>> start MATERIAL PROVIDED

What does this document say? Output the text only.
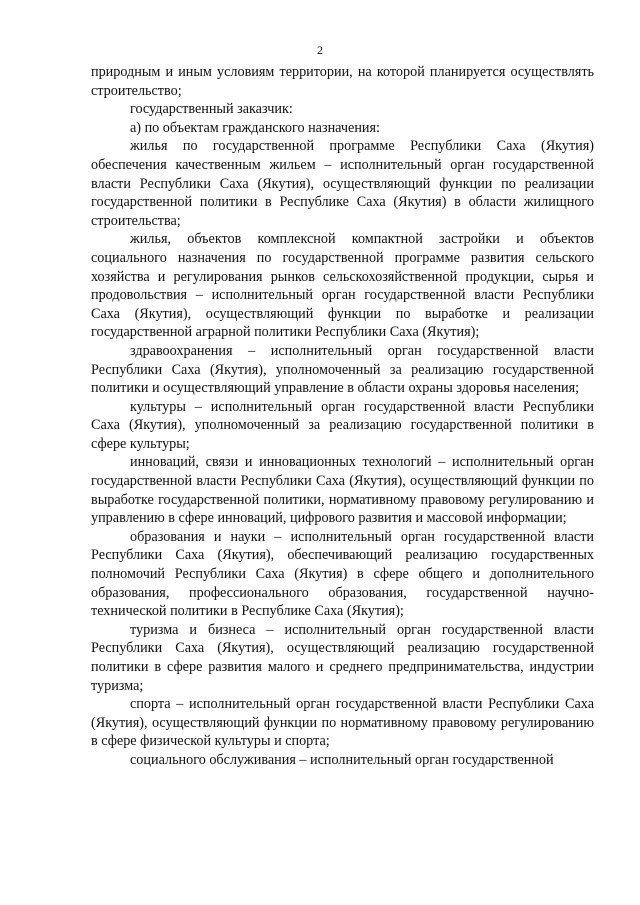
2

природным и иным условиям территории, на которой планируется осуществлять строительство;

государственный заказчик:

а) по объектам гражданского назначения:

жилья по государственной программе Республики Саха (Якутия) обеспечения качественным жильем – исполнительный орган государственной власти Республики Саха (Якутия), осуществляющий функции по реализации государственной политики в Республике Саха (Якутия) в области жилищного строительства;

жилья, объектов комплексной компактной застройки и объектов социального назначения по государственной программе развития сельского хозяйства и регулирования рынков сельскохозяйственной продукции, сырья и продовольствия – исполнительный орган государственной власти Республики Саха (Якутия), осуществляющий функции по выработке и реализации государственной аграрной политики Республики Саха (Якутия);

здравоохранения – исполнительный орган государственной власти Республики Саха (Якутия), уполномоченный за реализацию государственной политики и осуществляющий управление в области охраны здоровья населения;

культуры – исполнительный орган государственной власти Республики Саха (Якутия), уполномоченный за реализацию государственной политики в сфере культуры;

инноваций, связи и инновационных технологий – исполнительный орган государственной власти Республики Саха (Якутия), осуществляющий функции по выработке государственной политики, нормативному правовому регулированию и управлению в сфере инноваций, цифрового развития и массовой информации;

образования и науки – исполнительный орган государственной власти Республики Саха (Якутия), обеспечивающий реализацию государственных полномочий Республики Саха (Якутия) в сфере общего и дополнительного образования, профессионального образования, государственной научно-технической политики в Республике Саха (Якутия);

туризма и бизнеса – исполнительный орган государственной власти Республики Саха (Якутия), осуществляющий реализацию государственной политики в сфере развития малого и среднего предпринимательства, индустрии туризма;

спорта – исполнительный орган государственной власти Республики Саха (Якутия), осуществляющий функции по нормативному правовому регулированию в сфере физической культуры и спорта;

социального обслуживания – исполнительный орган государственной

>> end MATERIAL PROVIDED

- TASK DIRECTIONS -
Write out the records above exactly as they stand, leaving out every picture.

- WRITTEN ANSWER -
What does this document say? Output the text only.
2

природным и иным условиям территории, на которой планируется осуществлять строительство;

государственный заказчик:

а) по объектам гражданского назначения:

жилья по государственной программе Республики Саха (Якутия) обеспечения качественным жильем – исполнительный орган государственной власти Республики Саха (Якутия), осуществляющий функции по реализации государственной политики в Республике Саха (Якутия) в области жилищного строительства;

жилья, объектов комплексной компактной застройки и объектов социального назначения по государственной программе развития сельского хозяйства и регулирования рынков сельскохозяйственной продукции, сырья и продовольствия – исполнительный орган государственной власти Республики Саха (Якутия), осуществляющий функции по выработке и реализации государственной аграрной политики Республики Саха (Якутия);

здравоохранения – исполнительный орган государственной власти Республики Саха (Якутия), уполномоченный за реализацию государственной политики и осуществляющий управление в области охраны здоровья населения;

культуры – исполнительный орган государственной власти Республики Саха (Якутия), уполномоченный за реализацию государственной политики в сфере культуры;

инноваций, связи и инновационных технологий – исполнительный орган государственной власти Республики Саха (Якутия), осуществляющий функции по выработке государственной политики, нормативному правовому регулированию и управлению в сфере инноваций, цифрового развития и массовой информации;

образования и науки – исполнительный орган государственной власти Республики Саха (Якутия), обеспечивающий реализацию государственных полномочий Республики Саха (Якутия) в сфере общего и дополнительного образования, профессионального образования, государственной научно-технической политики в Республике Саха (Якутия);

туризма и бизнеса – исполнительный орган государственной власти Республики Саха (Якутия), осуществляющий реализацию государственной политики в сфере развития малого и среднего предпринимательства, индустрии туризма;

спорта – исполнительный орган государственной власти Республики Саха (Якутия), осуществляющий функции по нормативному правовому регулированию в сфере физической культуры и спорта;

социального обслуживания – исполнительный орган государственной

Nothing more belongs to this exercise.